**PROBLEM STATEMENT:**
Below are entries to be transcribed exactly; exclude the pictures from the copy.

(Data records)
###

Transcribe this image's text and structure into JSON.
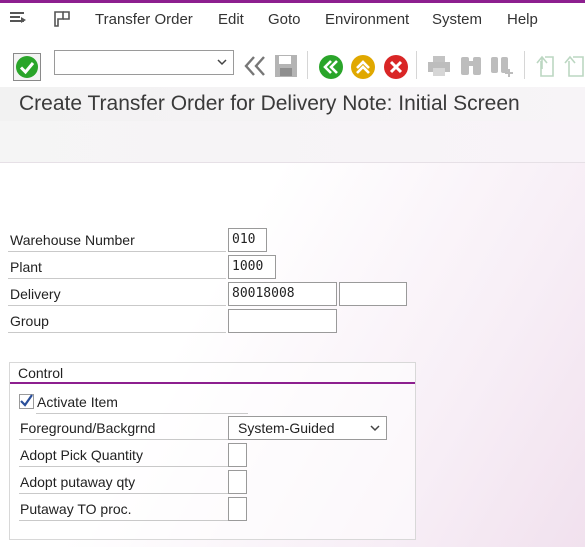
{
  "menu": {
    "items": [
      {
        "label": "Transfer Order"
      },
      {
        "label": "Edit"
      },
      {
        "label": "Goto"
      },
      {
        "label": "Environment"
      },
      {
        "label": "System"
      },
      {
        "label": "Help"
      }
    ]
  },
  "toolbar": {
    "command_value": "",
    "icons": [
      "enter-icon",
      "double-left-icon",
      "save-icon",
      "back-icon",
      "exit-icon",
      "cancel-icon",
      "print-icon",
      "find-icon",
      "find-next-icon",
      "first-page-icon",
      "previous-page-icon"
    ]
  },
  "title": "Create Transfer Order for Delivery Note: Initial Screen",
  "form": {
    "warehouse_number": {
      "label": "Warehouse Number",
      "value": "010"
    },
    "plant": {
      "label": "Plant",
      "value": "1000"
    },
    "delivery": {
      "label": "Delivery",
      "value": "80018008",
      "extra_value": ""
    },
    "group": {
      "label": "Group",
      "value": ""
    }
  },
  "control": {
    "title": "Control",
    "activate_item": {
      "label": "Activate Item",
      "checked": true
    },
    "foreground": {
      "label": "Foreground/Backgrnd",
      "value": "System-Guided"
    },
    "adopt_pick_qty": {
      "label": "Adopt Pick Quantity",
      "value": ""
    },
    "adopt_putaway_qty": {
      "label": "Adopt putaway qty",
      "value": ""
    },
    "putaway_to_proc": {
      "label": "Putaway TO proc.",
      "value": ""
    }
  },
  "colors": {
    "accent": "#8d1f8f",
    "ok_green": "#2aa52a",
    "exit_yellow": "#e0a800",
    "cancel_red": "#d92626"
  }
}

###

**TASK OUTPUT:**
Transcribe this image's text and structure into JSON.
{
  "menu": {
    "items": [
      {
        "label": "Transfer Order"
      },
      {
        "label": "Edit"
      },
      {
        "label": "Goto"
      },
      {
        "label": "Environment"
      },
      {
        "label": "System"
      },
      {
        "label": "Help"
      }
    ]
  },
  "toolbar": {
    "command_value": "",
    "icons": [
      "enter-icon",
      "double-left-icon",
      "save-icon",
      "back-icon",
      "exit-icon",
      "cancel-icon",
      "print-icon",
      "find-icon",
      "find-next-icon",
      "first-page-icon",
      "previous-page-icon"
    ]
  },
  "title": "Create Transfer Order for Delivery Note: Initial Screen",
  "form": {
    "warehouse_number": {
      "label": "Warehouse Number",
      "value": "010"
    },
    "plant": {
      "label": "Plant",
      "value": "1000"
    },
    "delivery": {
      "label": "Delivery",
      "value": "80018008",
      "extra_value": ""
    },
    "group": {
      "label": "Group",
      "value": ""
    }
  },
  "control": {
    "title": "Control",
    "activate_item": {
      "label": "Activate Item",
      "checked": true
    },
    "foreground": {
      "label": "Foreground/Backgrnd",
      "value": "System-Guided"
    },
    "adopt_pick_qty": {
      "label": "Adopt Pick Quantity",
      "value": ""
    },
    "adopt_putaway_qty": {
      "label": "Adopt putaway qty",
      "value": ""
    },
    "putaway_to_proc": {
      "label": "Putaway TO proc.",
      "value": ""
    }
  },
  "colors": {
    "accent": "#8d1f8f",
    "ok_green": "#2aa52a",
    "exit_yellow": "#e0a800",
    "cancel_red": "#d92626"
  }
}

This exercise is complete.